■ The problem: Repeat the records below exactly as they appear.

■ Exercise materials:
+ + + +
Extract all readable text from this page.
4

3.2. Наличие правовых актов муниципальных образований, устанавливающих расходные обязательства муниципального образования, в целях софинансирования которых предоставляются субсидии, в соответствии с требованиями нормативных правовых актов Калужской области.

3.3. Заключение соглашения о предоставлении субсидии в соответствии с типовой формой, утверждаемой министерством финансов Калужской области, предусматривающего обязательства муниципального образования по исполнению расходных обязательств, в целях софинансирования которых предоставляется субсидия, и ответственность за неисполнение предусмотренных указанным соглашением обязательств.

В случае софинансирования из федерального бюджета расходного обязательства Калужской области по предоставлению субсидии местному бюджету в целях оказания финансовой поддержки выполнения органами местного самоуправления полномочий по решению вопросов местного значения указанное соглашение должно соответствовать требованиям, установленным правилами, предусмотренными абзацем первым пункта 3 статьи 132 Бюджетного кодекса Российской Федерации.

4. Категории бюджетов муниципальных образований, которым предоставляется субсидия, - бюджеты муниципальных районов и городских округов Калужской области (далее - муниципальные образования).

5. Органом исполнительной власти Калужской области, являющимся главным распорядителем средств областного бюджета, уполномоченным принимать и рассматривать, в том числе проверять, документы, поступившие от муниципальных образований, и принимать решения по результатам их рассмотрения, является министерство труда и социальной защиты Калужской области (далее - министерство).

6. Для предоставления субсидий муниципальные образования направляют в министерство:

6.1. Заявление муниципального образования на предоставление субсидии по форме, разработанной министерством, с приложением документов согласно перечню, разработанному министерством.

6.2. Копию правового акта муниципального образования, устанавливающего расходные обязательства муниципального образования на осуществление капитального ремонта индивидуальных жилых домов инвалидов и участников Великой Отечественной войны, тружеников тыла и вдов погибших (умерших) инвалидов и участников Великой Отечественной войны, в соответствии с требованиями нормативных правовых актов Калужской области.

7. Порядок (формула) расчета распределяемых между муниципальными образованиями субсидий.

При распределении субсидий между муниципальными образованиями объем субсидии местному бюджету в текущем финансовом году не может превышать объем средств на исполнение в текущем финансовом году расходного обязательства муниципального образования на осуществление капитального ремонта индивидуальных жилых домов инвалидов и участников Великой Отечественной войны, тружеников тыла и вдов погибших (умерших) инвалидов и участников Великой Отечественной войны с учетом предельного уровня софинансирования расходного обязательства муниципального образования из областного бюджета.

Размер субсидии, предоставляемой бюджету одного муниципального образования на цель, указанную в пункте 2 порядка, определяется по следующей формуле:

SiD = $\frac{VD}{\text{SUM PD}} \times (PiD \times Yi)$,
+ + + +
■ Correct response:
Extract all readable text from this page.
4

3.2. Наличие правовых актов муниципальных образований, устанавливающих расходные обязательства муниципального образования, в целях софинансирования которых предоставляются субсидии, в соответствии с требованиями нормативных правовых актов Калужской области.

3.3. Заключение соглашения о предоставлении субсидии в соответствии с типовой формой, утверждаемой министерством финансов Калужской области, предусматривающего обязательства муниципального образования по исполнению расходных обязательств, в целях софинансирования которых предоставляется субсидия, и ответственность за неисполнение предусмотренных указанным соглашением обязательств.

В случае софинансирования из федерального бюджета расходного обязательства Калужской области по предоставлению субсидии местному бюджету в целях оказания финансовой поддержки выполнения органами местного самоуправления полномочий по решению вопросов местного значения указанное соглашение должно соответствовать требованиям, установленным правилами, предусмотренными абзацем первым пункта 3 статьи 132 Бюджетного кодекса Российской Федерации.

4. Категории бюджетов муниципальных образований, которым предоставляется субсидия, - бюджеты муниципальных районов и городских округов Калужской области (далее - муниципальные образования).

5. Органом исполнительной власти Калужской области, являющимся главным распорядителем средств областного бюджета, уполномоченным принимать и рассматривать, в том числе проверять, документы, поступившие от муниципальных образований, и принимать решения по результатам их рассмотрения, является министерство труда и социальной защиты Калужской области (далее - министерство).

6. Для предоставления субсидий муниципальные образования направляют в министерство:

6.1. Заявление муниципального образования на предоставление субсидии по форме, разработанной министерством, с приложением документов согласно перечню, разработанному министерством.

6.2. Копию правового акта муниципального образования, устанавливающего расходные обязательства муниципального образования на осуществление капитального ремонта индивидуальных жилых домов инвалидов и участников Великой Отечественной войны, тружеников тыла и вдов погибших (умерших) инвалидов и участников Великой Отечественной войны, в соответствии с требованиями нормативных правовых актов Калужской области.

7. Порядок (формула) расчета распределяемых между муниципальными образованиями субсидий.

При распределении субсидий между муниципальными образованиями объем субсидии местному бюджету в текущем финансовом году не может превышать объем средств на исполнение в текущем финансовом году расходного обязательства муниципального образования на осуществление капитального ремонта индивидуальных жилых домов инвалидов и участников Великой Отечественной войны, тружеников тыла и вдов погибших (умерших) инвалидов и участников Великой Отечественной войны с учетом предельного уровня софинансирования расходного обязательства муниципального образования из областного бюджета.

Размер субсидии, предоставляемой бюджету одного муниципального образования на цель, указанную в пункте 2 порядка, определяется по следующей формуле:

SiD = $\frac{VD}{\text{SUM PD}} \times (PiD \times Yi)$,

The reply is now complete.